* SHORT PROBLEM:
Copy out each line that includes the word "image".

* ITEMS:
• • • •
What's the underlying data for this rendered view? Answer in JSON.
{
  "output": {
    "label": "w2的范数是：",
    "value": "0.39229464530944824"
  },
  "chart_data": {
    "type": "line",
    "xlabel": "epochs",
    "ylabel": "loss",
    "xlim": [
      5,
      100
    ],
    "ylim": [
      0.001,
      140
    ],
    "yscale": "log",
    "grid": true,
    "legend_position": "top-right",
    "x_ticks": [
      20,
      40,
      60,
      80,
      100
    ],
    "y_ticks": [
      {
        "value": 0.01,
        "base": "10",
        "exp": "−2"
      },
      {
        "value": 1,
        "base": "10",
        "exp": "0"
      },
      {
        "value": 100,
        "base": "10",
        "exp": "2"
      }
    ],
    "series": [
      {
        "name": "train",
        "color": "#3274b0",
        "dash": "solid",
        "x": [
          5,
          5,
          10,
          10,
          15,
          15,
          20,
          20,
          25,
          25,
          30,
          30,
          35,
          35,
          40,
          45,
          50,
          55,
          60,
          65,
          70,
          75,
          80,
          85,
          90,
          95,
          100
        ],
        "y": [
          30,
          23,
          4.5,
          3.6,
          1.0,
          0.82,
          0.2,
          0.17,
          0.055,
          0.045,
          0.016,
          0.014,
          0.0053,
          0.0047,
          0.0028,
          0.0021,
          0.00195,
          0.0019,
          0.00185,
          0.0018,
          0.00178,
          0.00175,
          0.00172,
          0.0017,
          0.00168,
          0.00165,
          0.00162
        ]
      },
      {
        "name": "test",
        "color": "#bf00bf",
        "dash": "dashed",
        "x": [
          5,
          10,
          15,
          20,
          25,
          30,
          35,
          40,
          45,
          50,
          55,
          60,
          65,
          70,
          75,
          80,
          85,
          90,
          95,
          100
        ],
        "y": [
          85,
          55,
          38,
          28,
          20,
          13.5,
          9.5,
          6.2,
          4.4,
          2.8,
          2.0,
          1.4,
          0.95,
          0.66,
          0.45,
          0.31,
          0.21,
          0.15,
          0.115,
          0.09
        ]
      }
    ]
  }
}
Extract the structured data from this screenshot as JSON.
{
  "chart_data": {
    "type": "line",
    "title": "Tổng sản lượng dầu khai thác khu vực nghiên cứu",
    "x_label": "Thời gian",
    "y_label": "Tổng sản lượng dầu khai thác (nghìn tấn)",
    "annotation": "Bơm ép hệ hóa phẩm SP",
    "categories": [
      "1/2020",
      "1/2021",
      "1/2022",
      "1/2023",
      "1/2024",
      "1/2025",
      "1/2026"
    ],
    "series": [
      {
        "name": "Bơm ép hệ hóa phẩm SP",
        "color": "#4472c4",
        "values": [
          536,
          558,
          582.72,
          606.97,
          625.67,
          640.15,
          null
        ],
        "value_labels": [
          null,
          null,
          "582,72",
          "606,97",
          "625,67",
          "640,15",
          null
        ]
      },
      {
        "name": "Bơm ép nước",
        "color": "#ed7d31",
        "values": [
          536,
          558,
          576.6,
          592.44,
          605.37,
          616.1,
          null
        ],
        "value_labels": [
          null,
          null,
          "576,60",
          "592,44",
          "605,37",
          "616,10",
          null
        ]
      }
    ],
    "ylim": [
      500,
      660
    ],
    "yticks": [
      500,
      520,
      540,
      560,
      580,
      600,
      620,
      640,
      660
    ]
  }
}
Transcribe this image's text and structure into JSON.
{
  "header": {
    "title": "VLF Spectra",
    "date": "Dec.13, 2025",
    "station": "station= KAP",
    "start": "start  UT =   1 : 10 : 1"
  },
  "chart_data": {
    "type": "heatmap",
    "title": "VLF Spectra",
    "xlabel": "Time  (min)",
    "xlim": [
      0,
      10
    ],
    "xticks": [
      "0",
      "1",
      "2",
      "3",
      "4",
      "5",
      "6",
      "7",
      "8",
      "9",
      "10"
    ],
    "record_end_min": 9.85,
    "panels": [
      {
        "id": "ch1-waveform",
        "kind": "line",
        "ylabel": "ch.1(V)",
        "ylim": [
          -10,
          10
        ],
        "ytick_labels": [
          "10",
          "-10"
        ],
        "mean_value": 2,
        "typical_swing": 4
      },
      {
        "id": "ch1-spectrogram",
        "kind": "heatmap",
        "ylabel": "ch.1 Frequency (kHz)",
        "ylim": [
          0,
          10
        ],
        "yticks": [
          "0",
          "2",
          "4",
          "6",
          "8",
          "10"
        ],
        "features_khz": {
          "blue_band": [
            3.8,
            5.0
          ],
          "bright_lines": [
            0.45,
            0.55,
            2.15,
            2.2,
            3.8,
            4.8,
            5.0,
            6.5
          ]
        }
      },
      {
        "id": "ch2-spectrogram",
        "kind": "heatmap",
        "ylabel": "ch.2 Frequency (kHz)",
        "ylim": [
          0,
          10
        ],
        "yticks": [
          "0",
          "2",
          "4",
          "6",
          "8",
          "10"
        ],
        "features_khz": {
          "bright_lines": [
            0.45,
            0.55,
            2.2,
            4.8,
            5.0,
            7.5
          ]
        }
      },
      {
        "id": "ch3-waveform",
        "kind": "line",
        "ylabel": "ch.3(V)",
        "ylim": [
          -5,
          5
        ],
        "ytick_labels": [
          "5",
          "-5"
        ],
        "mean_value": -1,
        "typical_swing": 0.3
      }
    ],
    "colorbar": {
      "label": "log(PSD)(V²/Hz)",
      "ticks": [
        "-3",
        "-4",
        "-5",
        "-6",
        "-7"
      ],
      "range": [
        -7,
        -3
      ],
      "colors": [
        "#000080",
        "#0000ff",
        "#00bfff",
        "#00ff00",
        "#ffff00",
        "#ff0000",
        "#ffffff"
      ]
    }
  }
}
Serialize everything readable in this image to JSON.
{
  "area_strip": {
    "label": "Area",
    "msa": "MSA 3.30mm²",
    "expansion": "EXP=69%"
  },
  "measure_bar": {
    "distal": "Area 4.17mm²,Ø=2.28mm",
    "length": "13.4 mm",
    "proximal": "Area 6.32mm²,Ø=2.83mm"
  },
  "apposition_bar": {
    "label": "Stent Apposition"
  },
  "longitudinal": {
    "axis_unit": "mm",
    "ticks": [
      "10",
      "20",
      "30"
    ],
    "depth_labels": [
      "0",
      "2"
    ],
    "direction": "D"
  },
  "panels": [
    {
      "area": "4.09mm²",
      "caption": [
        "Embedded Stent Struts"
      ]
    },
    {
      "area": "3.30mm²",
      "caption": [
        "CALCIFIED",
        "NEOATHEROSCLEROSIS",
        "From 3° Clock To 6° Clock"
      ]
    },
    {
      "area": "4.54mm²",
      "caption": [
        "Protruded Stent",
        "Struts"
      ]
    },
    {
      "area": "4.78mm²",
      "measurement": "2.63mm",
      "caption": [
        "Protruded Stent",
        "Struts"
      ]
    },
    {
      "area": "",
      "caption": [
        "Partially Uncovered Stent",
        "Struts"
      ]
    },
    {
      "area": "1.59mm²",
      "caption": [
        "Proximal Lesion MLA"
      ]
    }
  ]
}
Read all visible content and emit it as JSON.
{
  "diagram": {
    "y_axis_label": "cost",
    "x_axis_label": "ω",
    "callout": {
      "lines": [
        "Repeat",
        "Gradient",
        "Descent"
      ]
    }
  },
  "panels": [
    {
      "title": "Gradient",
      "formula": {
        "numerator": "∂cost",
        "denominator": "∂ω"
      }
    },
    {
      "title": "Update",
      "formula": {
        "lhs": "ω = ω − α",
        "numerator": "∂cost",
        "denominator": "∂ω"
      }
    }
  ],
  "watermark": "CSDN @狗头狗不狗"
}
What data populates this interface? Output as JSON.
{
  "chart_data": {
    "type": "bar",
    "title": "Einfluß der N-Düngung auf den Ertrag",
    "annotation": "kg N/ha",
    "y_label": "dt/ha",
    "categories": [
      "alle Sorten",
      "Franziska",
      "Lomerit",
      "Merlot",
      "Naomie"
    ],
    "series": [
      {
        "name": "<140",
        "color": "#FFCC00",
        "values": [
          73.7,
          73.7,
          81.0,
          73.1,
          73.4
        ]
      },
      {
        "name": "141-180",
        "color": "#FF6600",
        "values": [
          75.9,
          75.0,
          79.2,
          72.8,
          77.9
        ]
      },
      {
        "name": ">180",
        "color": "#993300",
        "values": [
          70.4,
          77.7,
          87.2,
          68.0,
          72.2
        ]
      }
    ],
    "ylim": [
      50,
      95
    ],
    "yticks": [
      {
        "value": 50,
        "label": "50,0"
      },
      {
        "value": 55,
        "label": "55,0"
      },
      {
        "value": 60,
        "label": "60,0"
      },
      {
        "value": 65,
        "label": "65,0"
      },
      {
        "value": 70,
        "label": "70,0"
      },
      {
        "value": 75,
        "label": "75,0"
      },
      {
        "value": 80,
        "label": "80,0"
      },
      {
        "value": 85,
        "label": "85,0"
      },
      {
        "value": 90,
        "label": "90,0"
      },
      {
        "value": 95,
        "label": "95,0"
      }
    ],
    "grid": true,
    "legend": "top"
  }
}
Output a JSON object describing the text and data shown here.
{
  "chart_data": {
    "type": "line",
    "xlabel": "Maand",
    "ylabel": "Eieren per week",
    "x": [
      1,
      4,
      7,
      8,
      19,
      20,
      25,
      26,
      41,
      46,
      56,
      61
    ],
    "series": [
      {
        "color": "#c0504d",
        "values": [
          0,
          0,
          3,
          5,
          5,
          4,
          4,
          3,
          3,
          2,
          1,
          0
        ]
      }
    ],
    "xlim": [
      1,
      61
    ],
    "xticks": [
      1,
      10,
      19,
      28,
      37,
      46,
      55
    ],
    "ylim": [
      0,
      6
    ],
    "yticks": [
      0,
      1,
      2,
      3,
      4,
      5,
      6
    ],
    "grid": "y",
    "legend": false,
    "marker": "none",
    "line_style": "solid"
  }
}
• • • •
* WRITTEN SOLUTION:
Transcribe this image's text and structure into JSON.
Serialize everything readable in this image to JSON.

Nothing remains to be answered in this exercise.